* **Brief**: Find how many lines contain the word "content" and state that number alone.

* **Exercise materials**:

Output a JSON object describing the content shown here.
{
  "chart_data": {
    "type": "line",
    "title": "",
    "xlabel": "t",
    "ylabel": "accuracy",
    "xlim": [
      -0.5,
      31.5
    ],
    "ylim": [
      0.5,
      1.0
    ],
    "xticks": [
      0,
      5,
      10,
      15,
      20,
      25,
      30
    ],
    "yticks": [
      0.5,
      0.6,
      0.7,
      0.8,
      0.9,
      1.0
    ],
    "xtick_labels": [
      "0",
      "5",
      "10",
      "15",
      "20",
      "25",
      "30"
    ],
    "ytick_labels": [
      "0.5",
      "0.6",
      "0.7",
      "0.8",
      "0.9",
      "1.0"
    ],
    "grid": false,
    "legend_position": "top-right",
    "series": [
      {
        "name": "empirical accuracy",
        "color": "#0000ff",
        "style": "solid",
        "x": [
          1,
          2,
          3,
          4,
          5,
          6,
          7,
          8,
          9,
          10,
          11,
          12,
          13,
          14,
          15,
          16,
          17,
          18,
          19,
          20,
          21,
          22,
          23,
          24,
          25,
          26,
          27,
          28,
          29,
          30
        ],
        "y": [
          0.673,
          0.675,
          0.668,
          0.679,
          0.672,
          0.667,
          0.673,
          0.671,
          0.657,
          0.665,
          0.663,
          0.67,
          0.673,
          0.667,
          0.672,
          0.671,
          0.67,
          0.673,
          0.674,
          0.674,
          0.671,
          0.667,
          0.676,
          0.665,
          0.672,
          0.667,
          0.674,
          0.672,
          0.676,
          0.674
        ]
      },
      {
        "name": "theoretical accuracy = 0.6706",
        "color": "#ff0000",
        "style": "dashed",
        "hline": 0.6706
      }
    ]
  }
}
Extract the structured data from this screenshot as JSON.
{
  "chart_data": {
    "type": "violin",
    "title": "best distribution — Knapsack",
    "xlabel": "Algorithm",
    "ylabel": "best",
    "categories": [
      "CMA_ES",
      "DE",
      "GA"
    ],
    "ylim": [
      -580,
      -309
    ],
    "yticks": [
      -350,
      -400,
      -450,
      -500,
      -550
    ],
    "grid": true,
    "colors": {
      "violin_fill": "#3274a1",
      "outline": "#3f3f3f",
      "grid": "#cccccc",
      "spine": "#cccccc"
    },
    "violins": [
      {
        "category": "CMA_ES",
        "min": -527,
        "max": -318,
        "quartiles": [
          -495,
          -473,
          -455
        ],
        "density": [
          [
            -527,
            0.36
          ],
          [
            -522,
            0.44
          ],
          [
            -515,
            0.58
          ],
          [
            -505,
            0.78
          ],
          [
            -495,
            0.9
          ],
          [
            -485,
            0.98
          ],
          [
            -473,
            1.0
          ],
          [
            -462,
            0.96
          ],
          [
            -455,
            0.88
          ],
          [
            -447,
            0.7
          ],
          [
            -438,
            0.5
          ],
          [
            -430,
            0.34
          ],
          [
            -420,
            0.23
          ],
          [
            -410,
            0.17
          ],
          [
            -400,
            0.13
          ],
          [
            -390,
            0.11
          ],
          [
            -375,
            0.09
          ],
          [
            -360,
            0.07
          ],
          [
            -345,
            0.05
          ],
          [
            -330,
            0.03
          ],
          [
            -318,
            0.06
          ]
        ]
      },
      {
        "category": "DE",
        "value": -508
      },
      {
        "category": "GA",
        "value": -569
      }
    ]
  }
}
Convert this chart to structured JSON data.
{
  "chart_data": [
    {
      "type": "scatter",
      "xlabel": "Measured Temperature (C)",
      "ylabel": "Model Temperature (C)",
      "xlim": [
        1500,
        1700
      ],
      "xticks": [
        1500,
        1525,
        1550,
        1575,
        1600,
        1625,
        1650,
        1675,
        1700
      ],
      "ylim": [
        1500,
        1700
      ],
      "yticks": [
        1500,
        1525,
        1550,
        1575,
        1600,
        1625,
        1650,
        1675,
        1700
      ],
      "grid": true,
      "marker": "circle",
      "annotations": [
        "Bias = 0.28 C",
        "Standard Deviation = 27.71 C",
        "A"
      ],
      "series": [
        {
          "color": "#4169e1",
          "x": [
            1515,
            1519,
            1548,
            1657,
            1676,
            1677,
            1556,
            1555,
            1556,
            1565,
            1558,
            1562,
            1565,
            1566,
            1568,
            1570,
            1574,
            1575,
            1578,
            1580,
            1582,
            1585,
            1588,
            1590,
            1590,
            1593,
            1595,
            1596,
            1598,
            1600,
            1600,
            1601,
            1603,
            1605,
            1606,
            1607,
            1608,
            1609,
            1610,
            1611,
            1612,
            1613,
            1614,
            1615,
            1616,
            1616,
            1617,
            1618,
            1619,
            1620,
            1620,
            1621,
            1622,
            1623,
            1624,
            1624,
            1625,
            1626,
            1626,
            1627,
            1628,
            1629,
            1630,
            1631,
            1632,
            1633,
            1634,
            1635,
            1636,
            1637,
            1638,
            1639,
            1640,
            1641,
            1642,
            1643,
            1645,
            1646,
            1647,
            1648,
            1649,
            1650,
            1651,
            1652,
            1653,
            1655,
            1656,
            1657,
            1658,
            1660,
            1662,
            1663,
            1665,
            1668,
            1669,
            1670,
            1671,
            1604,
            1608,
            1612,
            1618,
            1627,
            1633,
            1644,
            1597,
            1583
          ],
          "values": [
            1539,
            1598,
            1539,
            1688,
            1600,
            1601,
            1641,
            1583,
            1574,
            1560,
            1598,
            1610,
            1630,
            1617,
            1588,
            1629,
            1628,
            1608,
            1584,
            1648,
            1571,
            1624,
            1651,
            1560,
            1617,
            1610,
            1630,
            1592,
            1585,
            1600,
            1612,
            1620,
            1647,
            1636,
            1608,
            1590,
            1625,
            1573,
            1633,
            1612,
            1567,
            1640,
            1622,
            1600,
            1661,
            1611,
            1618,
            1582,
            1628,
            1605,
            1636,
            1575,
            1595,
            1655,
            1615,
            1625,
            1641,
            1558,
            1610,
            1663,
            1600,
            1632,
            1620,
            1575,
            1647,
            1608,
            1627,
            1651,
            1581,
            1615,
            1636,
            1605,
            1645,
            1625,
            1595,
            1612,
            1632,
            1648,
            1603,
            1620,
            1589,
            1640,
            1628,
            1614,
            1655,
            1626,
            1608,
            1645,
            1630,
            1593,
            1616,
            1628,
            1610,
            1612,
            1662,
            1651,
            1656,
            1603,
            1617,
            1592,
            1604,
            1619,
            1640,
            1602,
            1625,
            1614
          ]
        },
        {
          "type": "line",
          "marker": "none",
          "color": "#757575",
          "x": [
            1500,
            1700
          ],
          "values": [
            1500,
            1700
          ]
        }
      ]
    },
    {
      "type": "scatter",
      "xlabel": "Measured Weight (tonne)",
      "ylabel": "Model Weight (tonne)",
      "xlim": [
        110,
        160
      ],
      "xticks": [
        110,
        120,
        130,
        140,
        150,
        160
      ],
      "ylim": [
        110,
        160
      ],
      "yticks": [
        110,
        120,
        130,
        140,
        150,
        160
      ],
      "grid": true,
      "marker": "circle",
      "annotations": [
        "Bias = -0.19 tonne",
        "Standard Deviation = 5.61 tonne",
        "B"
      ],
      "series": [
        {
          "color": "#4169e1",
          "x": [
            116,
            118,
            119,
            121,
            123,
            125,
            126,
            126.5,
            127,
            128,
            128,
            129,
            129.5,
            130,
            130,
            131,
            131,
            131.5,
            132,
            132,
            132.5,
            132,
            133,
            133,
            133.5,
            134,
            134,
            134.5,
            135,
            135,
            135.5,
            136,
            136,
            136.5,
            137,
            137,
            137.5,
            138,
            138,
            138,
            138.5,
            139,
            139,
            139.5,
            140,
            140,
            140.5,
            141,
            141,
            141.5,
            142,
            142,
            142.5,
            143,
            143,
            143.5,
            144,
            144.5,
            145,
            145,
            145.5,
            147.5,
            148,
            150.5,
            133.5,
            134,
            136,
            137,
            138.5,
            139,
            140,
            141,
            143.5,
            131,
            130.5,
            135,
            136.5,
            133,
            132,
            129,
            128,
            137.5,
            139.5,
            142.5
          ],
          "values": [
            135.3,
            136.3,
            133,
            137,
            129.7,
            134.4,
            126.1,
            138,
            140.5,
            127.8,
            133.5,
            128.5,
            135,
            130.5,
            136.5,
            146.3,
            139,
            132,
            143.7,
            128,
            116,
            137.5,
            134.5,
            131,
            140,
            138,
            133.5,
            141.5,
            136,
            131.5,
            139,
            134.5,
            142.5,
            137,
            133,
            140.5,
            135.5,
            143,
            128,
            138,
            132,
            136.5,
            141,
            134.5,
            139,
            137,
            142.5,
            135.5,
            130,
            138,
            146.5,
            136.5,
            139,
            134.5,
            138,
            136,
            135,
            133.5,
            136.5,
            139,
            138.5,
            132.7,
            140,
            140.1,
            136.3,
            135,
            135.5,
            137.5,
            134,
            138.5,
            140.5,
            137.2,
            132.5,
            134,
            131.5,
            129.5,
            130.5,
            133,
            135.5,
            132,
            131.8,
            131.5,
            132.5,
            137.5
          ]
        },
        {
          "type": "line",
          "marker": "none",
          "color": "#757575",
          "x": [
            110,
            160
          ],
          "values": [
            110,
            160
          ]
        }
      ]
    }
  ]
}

---

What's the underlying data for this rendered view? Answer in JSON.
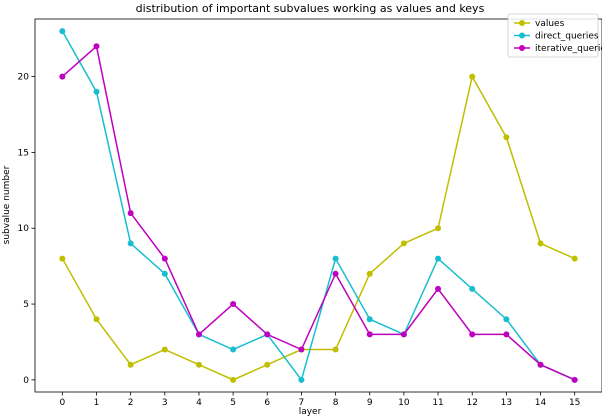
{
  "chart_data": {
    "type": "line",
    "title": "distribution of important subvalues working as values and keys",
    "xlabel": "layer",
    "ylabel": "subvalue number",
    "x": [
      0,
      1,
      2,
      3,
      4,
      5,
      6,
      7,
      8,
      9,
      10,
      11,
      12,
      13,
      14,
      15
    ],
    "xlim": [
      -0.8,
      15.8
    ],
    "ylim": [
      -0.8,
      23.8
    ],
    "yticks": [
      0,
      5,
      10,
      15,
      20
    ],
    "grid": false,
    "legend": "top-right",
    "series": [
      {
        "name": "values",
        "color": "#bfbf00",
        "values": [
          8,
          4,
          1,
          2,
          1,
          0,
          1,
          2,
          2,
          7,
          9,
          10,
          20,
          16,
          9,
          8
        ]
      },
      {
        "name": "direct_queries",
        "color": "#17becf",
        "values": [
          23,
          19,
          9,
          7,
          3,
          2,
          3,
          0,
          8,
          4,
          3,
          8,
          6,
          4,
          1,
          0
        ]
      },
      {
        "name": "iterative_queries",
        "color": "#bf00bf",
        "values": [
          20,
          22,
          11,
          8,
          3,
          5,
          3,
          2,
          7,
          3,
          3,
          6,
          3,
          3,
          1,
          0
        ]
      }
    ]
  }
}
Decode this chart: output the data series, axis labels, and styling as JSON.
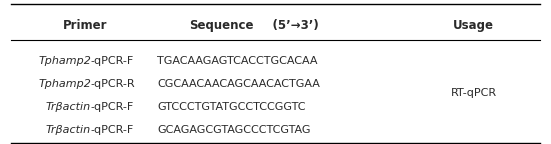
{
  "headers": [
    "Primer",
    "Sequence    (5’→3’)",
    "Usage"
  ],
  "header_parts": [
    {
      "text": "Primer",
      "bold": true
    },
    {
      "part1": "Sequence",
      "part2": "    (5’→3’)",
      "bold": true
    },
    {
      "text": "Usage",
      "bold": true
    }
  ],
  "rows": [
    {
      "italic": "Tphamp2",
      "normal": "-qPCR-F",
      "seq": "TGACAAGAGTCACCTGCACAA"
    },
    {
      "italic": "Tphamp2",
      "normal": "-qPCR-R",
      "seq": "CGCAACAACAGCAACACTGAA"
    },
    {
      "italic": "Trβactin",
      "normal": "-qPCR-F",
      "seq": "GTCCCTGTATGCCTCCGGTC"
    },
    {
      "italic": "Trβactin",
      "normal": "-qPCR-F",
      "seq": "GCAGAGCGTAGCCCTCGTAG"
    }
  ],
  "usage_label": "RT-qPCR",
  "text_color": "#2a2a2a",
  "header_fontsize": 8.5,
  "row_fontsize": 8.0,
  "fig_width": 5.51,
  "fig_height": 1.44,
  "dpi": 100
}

---

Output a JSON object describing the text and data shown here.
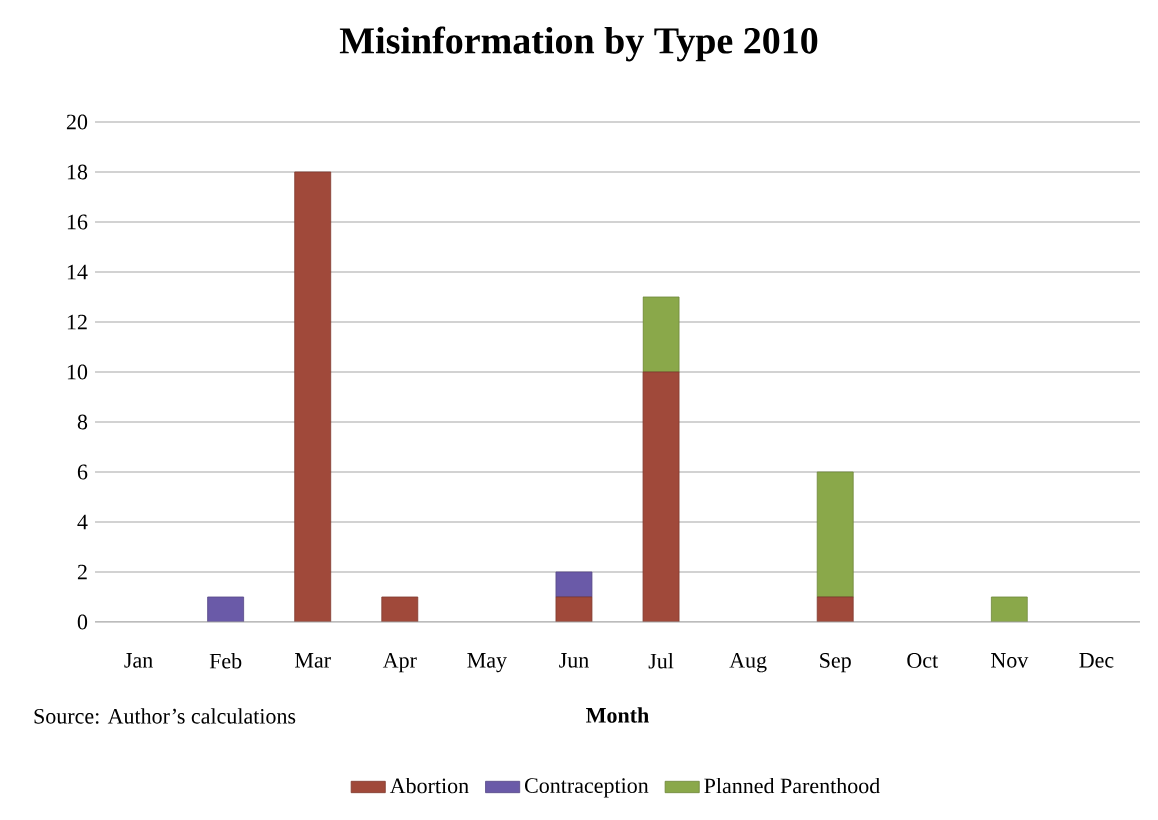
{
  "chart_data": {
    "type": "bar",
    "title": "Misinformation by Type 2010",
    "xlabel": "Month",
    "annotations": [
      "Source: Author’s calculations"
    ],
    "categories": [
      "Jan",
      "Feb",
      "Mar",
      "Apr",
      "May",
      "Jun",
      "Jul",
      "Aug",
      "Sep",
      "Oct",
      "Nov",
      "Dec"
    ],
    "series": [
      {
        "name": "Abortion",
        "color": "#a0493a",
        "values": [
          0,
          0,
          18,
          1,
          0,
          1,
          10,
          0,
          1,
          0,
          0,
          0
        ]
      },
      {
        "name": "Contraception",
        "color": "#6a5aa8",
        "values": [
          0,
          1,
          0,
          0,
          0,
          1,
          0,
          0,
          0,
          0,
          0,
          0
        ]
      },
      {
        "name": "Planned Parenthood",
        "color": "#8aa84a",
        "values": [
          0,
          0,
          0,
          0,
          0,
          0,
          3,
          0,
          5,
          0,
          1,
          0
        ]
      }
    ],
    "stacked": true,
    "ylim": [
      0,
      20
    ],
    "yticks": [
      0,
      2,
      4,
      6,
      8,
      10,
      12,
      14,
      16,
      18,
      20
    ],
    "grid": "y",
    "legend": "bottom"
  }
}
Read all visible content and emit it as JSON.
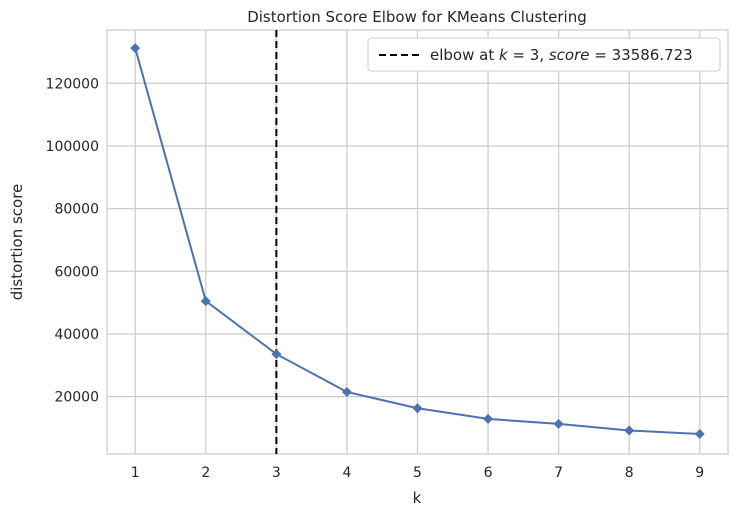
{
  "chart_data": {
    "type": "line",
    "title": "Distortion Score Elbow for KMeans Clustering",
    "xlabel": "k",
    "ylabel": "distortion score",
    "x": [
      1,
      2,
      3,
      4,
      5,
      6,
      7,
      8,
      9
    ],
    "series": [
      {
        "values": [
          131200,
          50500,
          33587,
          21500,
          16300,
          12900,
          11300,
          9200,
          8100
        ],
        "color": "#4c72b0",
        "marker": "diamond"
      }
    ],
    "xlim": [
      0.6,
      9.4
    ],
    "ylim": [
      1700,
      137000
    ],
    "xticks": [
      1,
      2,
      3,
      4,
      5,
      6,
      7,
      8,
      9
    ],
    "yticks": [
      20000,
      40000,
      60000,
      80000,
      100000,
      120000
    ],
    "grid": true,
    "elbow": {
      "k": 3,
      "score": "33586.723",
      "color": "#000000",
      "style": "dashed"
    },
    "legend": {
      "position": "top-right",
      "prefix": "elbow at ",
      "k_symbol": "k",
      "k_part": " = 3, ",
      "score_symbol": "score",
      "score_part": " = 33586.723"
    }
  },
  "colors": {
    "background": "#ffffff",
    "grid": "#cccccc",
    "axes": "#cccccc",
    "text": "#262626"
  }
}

* **Exercise solution**: 2